--- start of Source records ---
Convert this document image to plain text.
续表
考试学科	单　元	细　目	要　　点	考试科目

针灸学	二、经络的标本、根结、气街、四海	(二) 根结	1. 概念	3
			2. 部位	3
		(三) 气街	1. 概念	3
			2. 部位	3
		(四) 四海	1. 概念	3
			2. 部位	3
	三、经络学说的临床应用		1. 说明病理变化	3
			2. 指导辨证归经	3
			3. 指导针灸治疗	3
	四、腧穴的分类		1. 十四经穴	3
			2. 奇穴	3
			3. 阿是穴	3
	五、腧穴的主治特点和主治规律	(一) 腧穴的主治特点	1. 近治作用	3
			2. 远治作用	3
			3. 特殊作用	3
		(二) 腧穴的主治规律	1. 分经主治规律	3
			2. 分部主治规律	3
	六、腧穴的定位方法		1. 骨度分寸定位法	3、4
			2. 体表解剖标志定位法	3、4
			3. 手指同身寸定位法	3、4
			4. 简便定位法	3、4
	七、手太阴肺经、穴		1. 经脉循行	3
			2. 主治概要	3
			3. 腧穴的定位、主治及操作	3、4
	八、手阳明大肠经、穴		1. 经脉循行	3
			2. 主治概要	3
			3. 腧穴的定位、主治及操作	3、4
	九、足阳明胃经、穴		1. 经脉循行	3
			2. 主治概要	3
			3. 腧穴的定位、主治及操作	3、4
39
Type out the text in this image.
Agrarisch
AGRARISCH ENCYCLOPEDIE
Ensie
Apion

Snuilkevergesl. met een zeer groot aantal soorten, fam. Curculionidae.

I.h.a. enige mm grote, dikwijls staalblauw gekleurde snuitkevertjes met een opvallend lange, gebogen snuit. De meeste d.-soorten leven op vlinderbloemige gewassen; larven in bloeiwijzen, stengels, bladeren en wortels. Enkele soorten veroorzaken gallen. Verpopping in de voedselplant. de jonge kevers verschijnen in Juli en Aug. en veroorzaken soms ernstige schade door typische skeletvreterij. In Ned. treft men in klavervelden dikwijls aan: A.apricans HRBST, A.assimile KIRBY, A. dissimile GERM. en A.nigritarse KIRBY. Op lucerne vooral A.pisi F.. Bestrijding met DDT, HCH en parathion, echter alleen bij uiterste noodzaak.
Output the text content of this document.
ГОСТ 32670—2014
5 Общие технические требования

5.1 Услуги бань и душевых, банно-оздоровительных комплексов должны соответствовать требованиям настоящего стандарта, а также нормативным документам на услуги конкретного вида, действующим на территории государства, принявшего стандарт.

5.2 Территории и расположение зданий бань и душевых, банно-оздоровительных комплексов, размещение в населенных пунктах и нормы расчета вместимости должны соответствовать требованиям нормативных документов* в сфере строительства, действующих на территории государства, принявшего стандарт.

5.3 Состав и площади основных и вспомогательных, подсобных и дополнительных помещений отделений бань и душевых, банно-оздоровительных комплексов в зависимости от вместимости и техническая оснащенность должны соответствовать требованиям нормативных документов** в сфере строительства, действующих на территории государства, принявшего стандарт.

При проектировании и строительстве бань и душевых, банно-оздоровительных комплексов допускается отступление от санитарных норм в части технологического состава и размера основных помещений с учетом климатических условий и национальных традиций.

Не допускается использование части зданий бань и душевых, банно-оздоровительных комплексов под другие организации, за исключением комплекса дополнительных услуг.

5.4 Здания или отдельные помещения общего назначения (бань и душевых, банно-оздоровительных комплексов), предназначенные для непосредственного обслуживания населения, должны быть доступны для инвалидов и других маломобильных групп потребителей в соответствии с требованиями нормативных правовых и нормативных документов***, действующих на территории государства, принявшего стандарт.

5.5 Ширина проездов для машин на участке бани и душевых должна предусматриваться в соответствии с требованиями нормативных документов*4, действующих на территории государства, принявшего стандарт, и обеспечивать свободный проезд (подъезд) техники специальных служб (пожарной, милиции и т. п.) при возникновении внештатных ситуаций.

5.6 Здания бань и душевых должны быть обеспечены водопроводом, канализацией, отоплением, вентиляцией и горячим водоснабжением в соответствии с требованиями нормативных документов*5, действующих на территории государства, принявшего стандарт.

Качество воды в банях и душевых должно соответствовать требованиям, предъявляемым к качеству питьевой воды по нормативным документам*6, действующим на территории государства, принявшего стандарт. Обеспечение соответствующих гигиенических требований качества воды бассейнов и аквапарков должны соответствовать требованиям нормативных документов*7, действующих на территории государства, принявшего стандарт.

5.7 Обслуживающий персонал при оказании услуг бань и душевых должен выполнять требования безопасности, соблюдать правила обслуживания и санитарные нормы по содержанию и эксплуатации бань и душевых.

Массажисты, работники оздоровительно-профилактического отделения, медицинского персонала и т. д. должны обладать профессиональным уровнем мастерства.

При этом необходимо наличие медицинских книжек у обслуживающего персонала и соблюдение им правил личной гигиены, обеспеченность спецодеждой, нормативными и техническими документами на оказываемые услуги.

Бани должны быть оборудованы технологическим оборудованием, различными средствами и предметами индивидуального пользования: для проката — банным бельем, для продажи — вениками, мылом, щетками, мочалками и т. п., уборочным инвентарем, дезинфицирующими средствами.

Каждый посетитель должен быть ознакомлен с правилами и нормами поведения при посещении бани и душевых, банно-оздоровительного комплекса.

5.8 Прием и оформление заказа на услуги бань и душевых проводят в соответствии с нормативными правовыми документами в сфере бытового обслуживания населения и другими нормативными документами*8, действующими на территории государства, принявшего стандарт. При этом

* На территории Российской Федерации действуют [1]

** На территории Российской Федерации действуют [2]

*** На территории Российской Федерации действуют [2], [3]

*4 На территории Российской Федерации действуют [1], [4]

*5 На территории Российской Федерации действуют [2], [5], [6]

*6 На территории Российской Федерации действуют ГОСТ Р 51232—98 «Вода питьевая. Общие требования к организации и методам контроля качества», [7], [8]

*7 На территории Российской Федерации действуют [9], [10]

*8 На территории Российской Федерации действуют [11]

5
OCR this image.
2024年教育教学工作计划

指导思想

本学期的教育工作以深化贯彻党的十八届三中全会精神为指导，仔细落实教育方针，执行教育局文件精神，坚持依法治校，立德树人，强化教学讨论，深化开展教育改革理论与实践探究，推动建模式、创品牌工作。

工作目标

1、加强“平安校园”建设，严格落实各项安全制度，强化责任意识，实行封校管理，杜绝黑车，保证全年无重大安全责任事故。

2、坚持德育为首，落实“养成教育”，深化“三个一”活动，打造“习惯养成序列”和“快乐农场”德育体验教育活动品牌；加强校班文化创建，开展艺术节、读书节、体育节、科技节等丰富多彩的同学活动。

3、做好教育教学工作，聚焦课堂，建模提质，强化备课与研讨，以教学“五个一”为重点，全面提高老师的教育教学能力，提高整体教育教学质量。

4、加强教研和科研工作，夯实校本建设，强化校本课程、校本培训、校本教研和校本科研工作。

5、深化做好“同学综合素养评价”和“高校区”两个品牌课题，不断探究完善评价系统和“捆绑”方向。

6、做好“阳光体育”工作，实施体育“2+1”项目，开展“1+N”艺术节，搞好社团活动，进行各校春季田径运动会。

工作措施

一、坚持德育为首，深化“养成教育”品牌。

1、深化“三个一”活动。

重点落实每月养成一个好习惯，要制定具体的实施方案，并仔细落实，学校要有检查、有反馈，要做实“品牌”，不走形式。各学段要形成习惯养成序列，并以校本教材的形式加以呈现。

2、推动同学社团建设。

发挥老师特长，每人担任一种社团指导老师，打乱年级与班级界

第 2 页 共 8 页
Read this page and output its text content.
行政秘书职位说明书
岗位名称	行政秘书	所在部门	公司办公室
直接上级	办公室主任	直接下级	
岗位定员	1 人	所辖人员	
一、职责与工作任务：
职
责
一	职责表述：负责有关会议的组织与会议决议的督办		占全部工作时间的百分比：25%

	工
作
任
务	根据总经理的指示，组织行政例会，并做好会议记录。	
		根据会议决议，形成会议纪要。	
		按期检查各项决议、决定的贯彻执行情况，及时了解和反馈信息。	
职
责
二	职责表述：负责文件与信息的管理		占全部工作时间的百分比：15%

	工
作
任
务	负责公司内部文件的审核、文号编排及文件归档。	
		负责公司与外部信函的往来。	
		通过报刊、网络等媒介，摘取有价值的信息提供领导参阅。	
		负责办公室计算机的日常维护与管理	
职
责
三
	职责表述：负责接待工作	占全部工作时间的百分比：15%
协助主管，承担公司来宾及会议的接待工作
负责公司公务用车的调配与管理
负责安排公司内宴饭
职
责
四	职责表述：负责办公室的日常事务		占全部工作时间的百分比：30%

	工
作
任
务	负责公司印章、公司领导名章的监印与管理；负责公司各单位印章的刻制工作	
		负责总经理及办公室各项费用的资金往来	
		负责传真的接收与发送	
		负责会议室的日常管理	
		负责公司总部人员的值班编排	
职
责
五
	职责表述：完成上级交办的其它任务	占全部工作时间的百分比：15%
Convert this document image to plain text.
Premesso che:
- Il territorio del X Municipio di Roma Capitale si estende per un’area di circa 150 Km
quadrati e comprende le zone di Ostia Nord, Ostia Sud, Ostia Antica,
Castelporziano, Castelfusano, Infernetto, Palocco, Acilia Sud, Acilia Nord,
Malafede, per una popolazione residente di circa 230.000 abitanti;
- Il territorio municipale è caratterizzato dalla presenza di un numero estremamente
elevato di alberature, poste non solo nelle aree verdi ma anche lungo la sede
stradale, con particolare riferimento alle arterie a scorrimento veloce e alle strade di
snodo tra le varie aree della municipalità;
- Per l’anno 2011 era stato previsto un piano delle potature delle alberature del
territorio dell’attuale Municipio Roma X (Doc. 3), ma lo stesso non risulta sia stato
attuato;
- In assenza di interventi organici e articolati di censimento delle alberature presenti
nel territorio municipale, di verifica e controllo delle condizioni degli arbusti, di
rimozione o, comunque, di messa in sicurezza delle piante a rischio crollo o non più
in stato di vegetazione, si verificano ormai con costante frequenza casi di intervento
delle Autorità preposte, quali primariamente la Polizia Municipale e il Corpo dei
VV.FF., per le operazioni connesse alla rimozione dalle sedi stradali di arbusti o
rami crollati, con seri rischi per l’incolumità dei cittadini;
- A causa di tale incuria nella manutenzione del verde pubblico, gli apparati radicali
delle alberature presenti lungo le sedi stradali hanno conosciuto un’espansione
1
--- end of Source records ---
Read through the entries and copy every line that includes "допускается".

При проектировании и строительстве бань и душевых, банно-оздоровительных комплексов допускается отступление от санитарных норм в части технологического состава и размера основных помещений с учетом климатических условий и национальных традиций.
Не допускается использование части зданий бань и душевых, банно-оздоровительных комплексов под другие организации, за исключением комплекса дополнительных услуг.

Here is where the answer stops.